SHORT PROBLEM:
The records that follow are to be repeated exactly, with the pictures removed.

::: SUPPLIED RECORDS

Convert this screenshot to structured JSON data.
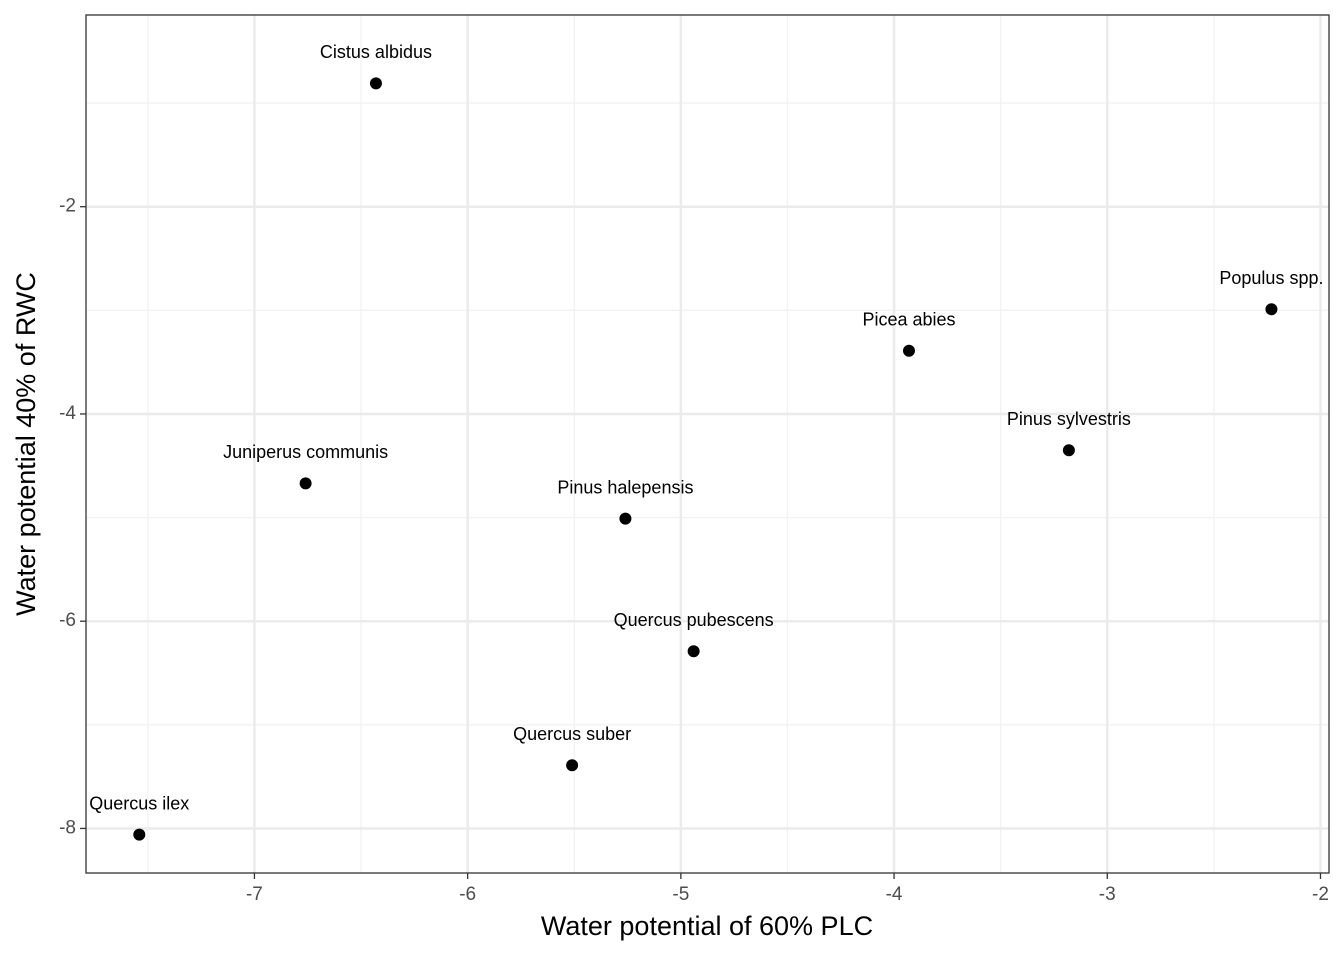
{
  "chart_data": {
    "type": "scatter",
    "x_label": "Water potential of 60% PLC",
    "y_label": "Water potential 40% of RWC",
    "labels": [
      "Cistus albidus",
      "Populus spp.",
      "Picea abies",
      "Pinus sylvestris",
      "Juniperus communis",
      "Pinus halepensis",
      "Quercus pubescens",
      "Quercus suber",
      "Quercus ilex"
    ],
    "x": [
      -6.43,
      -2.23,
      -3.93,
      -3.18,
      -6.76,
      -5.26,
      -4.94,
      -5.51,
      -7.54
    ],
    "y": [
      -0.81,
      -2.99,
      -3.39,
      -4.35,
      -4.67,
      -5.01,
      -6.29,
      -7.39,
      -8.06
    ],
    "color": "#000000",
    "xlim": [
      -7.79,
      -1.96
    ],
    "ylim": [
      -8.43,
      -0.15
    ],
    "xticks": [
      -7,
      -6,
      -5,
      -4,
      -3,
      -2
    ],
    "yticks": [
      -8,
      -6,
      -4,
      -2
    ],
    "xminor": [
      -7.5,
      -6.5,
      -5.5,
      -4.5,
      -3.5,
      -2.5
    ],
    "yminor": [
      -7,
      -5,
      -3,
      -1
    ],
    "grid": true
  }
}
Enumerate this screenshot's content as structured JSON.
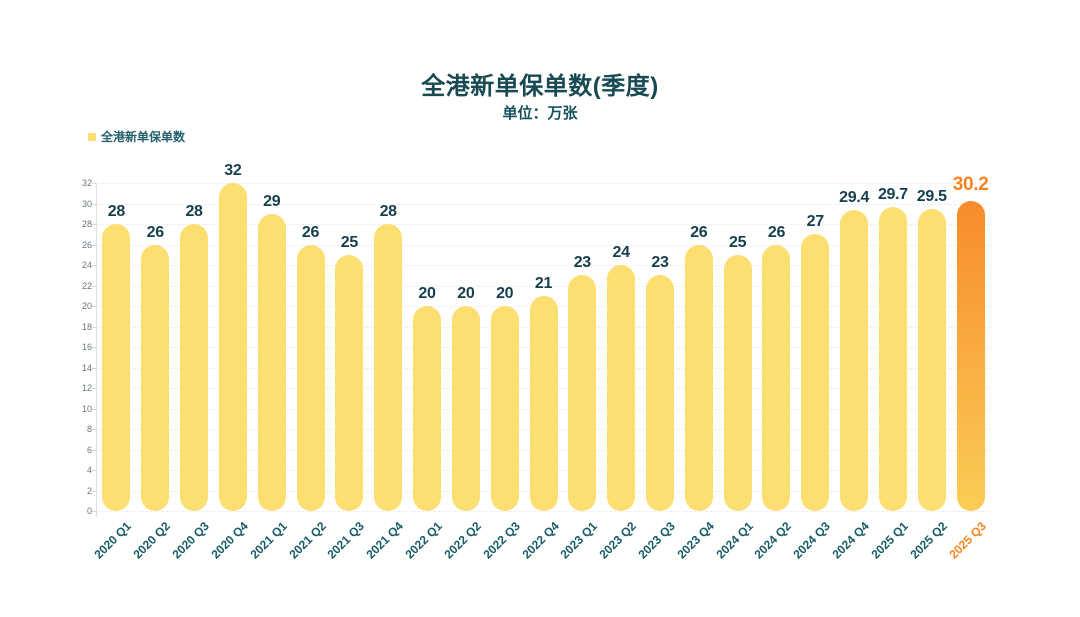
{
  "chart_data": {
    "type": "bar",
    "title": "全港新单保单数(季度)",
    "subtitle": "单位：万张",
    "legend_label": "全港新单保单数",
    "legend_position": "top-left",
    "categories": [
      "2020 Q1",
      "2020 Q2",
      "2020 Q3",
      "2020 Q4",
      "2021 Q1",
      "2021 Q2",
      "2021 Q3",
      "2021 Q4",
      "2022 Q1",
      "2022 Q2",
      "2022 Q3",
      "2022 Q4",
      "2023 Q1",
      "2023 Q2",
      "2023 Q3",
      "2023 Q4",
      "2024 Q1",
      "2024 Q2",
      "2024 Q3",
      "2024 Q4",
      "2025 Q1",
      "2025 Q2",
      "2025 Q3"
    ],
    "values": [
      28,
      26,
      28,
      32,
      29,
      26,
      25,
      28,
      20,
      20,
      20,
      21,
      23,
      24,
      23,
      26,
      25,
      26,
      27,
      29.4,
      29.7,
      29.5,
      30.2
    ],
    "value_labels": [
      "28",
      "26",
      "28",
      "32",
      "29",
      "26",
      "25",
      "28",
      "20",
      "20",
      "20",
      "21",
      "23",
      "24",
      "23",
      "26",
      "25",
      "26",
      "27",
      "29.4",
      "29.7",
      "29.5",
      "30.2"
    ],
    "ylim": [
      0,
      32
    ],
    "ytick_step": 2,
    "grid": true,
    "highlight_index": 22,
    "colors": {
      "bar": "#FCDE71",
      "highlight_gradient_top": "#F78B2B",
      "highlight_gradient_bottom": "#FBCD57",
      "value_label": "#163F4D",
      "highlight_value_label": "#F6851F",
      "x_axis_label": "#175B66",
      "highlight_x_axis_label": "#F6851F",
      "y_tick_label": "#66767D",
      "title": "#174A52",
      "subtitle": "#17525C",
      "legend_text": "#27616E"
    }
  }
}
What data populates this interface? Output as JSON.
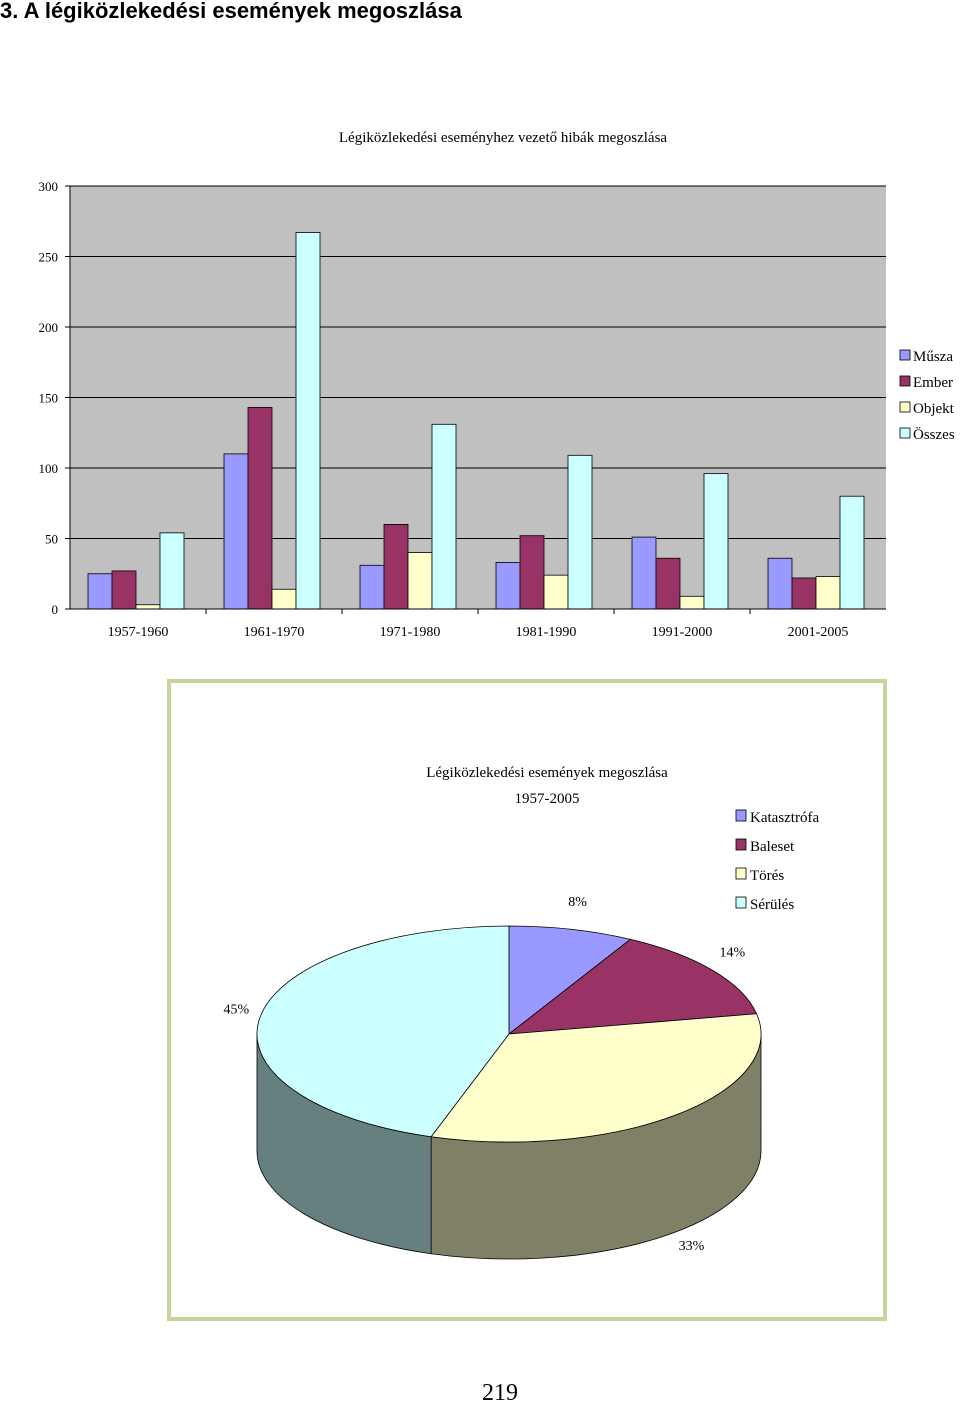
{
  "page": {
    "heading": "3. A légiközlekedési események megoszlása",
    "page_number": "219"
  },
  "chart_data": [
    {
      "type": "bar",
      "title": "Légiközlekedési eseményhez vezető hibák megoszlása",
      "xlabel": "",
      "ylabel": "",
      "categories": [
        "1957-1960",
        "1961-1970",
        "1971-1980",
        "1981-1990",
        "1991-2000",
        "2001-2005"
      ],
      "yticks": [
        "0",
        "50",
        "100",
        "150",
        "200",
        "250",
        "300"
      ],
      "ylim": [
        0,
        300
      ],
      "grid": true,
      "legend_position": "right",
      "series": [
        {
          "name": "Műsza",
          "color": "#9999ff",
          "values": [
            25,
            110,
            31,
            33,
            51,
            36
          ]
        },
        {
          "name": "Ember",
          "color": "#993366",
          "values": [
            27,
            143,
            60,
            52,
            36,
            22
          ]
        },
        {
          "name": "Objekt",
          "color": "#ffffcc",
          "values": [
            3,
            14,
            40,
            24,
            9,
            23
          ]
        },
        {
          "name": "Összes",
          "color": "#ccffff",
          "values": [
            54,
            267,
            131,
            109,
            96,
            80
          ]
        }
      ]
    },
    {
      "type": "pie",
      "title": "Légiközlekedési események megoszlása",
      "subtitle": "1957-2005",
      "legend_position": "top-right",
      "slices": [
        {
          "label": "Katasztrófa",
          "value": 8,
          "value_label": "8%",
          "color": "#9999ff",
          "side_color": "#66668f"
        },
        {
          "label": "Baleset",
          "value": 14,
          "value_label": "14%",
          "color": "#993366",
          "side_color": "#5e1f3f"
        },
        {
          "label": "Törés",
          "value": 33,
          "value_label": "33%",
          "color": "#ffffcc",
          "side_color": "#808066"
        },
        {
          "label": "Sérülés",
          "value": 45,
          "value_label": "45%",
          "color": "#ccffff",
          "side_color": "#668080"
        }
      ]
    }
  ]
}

::::::

FULL ANSWER:
Convert this screenshot to structured JSON data.
{
  "chart_data": {
    "type": "scatter",
    "x_label": "Water potential of 60% PLC",
    "y_label": "Water potential 40% of RWC",
    "labels": [
      "Cistus albidus",
      "Populus spp.",
      "Picea abies",
      "Pinus sylvestris",
      "Juniperus communis",
      "Pinus halepensis",
      "Quercus pubescens",
      "Quercus suber",
      "Quercus ilex"
    ],
    "x": [
      -6.43,
      -2.23,
      -3.93,
      -3.18,
      -6.76,
      -5.26,
      -4.94,
      -5.51,
      -7.54
    ],
    "y": [
      -0.81,
      -2.99,
      -3.39,
      -4.35,
      -4.67,
      -5.01,
      -6.29,
      -7.39,
      -8.06
    ],
    "color": "#000000",
    "xlim": [
      -7.79,
      -1.96
    ],
    "ylim": [
      -8.43,
      -0.15
    ],
    "xticks": [
      -7,
      -6,
      -5,
      -4,
      -3,
      -2
    ],
    "yticks": [
      -8,
      -6,
      -4,
      -2
    ],
    "xminor": [
      -7.5,
      -6.5,
      -5.5,
      -4.5,
      -3.5,
      -2.5
    ],
    "yminor": [
      -7,
      -5,
      -3,
      -1
    ],
    "grid": true
  }
}
Enumerate this screenshot's content as structured JSON.
{
  "chart_data": {
    "type": "bar",
    "title": "全港新单保单数(季度)",
    "subtitle": "单位：万张",
    "legend_label": "全港新单保单数",
    "legend_position": "top-left",
    "categories": [
      "2020 Q1",
      "2020 Q2",
      "2020 Q3",
      "2020 Q4",
      "2021 Q1",
      "2021 Q2",
      "2021 Q3",
      "2021 Q4",
      "2022 Q1",
      "2022 Q2",
      "2022 Q3",
      "2022 Q4",
      "2023 Q1",
      "2023 Q2",
      "2023 Q3",
      "2023 Q4",
      "2024 Q1",
      "2024 Q2",
      "2024 Q3",
      "2024 Q4",
      "2025 Q1",
      "2025 Q2",
      "2025 Q3"
    ],
    "values": [
      28,
      26,
      28,
      32,
      29,
      26,
      25,
      28,
      20,
      20,
      20,
      21,
      23,
      24,
      23,
      26,
      25,
      26,
      27,
      29.4,
      29.7,
      29.5,
      30.2
    ],
    "value_labels": [
      "28",
      "26",
      "28",
      "32",
      "29",
      "26",
      "25",
      "28",
      "20",
      "20",
      "20",
      "21",
      "23",
      "24",
      "23",
      "26",
      "25",
      "26",
      "27",
      "29.4",
      "29.7",
      "29.5",
      "30.2"
    ],
    "ylim": [
      0,
      32
    ],
    "ytick_step": 2,
    "grid": true,
    "highlight_index": 22,
    "colors": {
      "bar": "#FCDE71",
      "highlight_gradient_top": "#F78B2B",
      "highlight_gradient_bottom": "#FBCD57",
      "value_label": "#163F4D",
      "highlight_value_label": "#F6851F",
      "x_axis_label": "#175B66",
      "highlight_x_axis_label": "#F6851F",
      "y_tick_label": "#66767D",
      "title": "#174A52",
      "subtitle": "#17525C",
      "legend_text": "#27616E"
    }
  }
}
What data populates this interface? Output as JSON.
{
  "page": {
    "heading": "3. A légiközlekedési események megoszlása",
    "page_number": "219"
  },
  "chart_data": [
    {
      "type": "bar",
      "title": "Légiközlekedési eseményhez vezető hibák megoszlása",
      "xlabel": "",
      "ylabel": "",
      "categories": [
        "1957-1960",
        "1961-1970",
        "1971-1980",
        "1981-1990",
        "1991-2000",
        "2001-2005"
      ],
      "yticks": [
        "0",
        "50",
        "100",
        "150",
        "200",
        "250",
        "300"
      ],
      "ylim": [
        0,
        300
      ],
      "grid": true,
      "legend_position": "right",
      "series": [
        {
          "name": "Műsza",
          "color": "#9999ff",
          "values": [
            25,
            110,
            31,
            33,
            51,
            36
          ]
        },
        {
          "name": "Ember",
          "color": "#993366",
          "values": [
            27,
            143,
            60,
            52,
            36,
            22
          ]
        },
        {
          "name": "Objekt",
          "color": "#ffffcc",
          "values": [
            3,
            14,
            40,
            24,
            9,
            23
          ]
        },
        {
          "name": "Összes",
          "color": "#ccffff",
          "values": [
            54,
            267,
            131,
            109,
            96,
            80
          ]
        }
      ]
    },
    {
      "type": "pie",
      "title": "Légiközlekedési események megoszlása",
      "subtitle": "1957-2005",
      "legend_position": "top-right",
      "slices": [
        {
          "label": "Katasztrófa",
          "value": 8,
          "value_label": "8%",
          "color": "#9999ff",
          "side_color": "#66668f"
        },
        {
          "label": "Baleset",
          "value": 14,
          "value_label": "14%",
          "color": "#993366",
          "side_color": "#5e1f3f"
        },
        {
          "label": "Törés",
          "value": 33,
          "value_label": "33%",
          "color": "#ffffcc",
          "side_color": "#808066"
        },
        {
          "label": "Sérülés",
          "value": 45,
          "value_label": "45%",
          "color": "#ccffff",
          "side_color": "#668080"
        }
      ]
    }
  ]
}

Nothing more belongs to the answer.